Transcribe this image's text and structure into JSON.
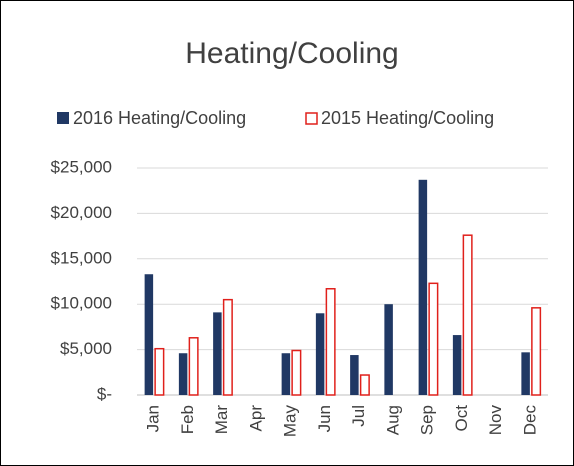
{
  "chart_data": {
    "type": "bar",
    "title": "Heating/Cooling",
    "categories": [
      "Jan",
      "Feb",
      "Mar",
      "Apr",
      "May",
      "Jun",
      "Jul",
      "Aug",
      "Sep",
      "Oct",
      "Nov",
      "Dec"
    ],
    "series": [
      {
        "name": "2016 Heating/Cooling",
        "color": "#203864",
        "values": [
          13300,
          4600,
          9100,
          null,
          4600,
          9000,
          4400,
          10000,
          23700,
          6600,
          null,
          4700
        ]
      },
      {
        "name": "2015 Heating/Cooling",
        "color": "#e0201b",
        "values": [
          5100,
          6300,
          10500,
          null,
          4900,
          11700,
          2200,
          null,
          12300,
          17600,
          null,
          9600
        ]
      }
    ],
    "ylim": [
      0,
      25000
    ],
    "yticks": [
      {
        "value": 0,
        "label": "$-"
      },
      {
        "value": 5000,
        "label": "$5,000"
      },
      {
        "value": 10000,
        "label": "$10,000"
      },
      {
        "value": 15000,
        "label": "$15,000"
      },
      {
        "value": 20000,
        "label": "$20,000"
      },
      {
        "value": 25000,
        "label": "$25,000"
      }
    ],
    "grid": true
  }
}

(Problem to work on) Point out every line holding the string "Cooling" and copy it.

(Written answer)
    "title": "Heating/Cooling",
        "name": "2016 Heating/Cooling",
        "name": "2015 Heating/Cooling",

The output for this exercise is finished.